DESCRIPTION OF THE TASK:
Take every line from the listing below that includes "Ober" and copy it.

───── DATASET EXCERPTS

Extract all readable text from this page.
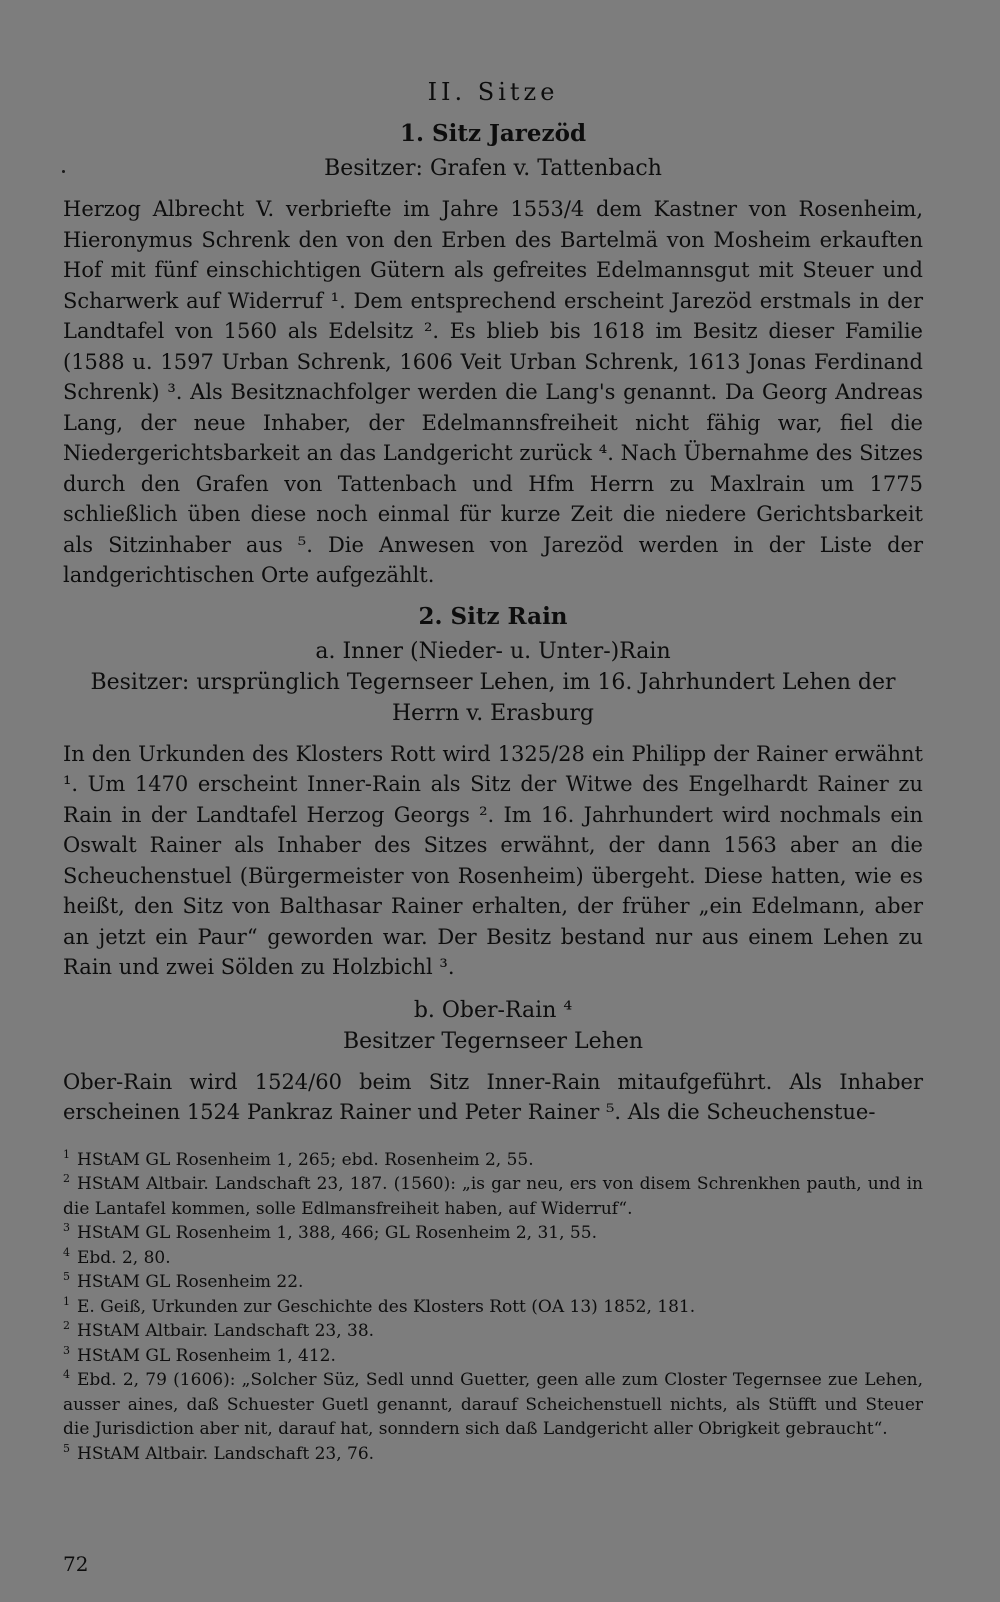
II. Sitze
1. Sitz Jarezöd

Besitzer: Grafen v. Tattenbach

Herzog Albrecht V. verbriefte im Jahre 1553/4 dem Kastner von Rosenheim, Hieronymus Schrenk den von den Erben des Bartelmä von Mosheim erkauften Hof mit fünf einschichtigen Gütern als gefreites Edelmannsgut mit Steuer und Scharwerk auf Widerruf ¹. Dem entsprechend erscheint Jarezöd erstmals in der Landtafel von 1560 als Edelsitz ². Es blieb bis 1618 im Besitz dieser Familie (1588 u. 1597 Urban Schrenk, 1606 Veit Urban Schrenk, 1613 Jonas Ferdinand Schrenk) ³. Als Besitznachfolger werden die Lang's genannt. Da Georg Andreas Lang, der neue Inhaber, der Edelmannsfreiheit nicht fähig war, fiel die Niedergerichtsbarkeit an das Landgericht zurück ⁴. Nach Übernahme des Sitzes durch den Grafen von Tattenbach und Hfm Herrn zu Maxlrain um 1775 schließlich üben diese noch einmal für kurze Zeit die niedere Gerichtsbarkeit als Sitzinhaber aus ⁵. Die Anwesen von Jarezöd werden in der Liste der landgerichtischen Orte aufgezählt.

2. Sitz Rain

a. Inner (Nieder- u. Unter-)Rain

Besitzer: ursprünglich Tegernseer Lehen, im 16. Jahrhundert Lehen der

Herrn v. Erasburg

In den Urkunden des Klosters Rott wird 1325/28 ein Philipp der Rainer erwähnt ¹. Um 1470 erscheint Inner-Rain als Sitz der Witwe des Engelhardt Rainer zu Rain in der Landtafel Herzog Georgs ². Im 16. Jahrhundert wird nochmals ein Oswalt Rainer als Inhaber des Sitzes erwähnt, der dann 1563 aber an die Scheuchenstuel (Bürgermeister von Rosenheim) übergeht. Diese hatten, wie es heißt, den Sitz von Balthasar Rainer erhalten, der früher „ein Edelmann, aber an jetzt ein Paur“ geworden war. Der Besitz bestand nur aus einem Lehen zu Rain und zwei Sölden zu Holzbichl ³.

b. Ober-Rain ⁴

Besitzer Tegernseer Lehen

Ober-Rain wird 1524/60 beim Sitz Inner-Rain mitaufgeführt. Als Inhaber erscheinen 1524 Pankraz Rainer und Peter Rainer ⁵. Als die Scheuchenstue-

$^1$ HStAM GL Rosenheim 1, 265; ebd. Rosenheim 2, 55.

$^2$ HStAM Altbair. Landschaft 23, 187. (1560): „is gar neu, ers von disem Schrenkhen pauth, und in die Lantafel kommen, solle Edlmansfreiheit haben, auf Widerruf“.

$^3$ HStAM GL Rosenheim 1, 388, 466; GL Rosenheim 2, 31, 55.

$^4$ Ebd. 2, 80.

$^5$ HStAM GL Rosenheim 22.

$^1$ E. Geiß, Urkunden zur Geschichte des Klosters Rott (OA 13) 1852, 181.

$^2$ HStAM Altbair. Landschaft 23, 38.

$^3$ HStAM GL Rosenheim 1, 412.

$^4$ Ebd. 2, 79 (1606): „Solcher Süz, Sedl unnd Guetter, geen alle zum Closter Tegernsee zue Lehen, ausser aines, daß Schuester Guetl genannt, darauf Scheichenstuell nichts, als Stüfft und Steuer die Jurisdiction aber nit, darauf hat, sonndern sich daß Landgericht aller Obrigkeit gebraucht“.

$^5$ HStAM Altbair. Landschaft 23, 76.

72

──────────

OUTPUT FOR THIS TASK:
b. Ober-Rain ⁴
Ober-Rain wird 1524/60 beim Sitz Inner-Rain mitaufgeführt. Als Inhaber erscheinen 1524 Pankraz Rainer und Peter Rainer ⁵. Als die Scheuchenstue-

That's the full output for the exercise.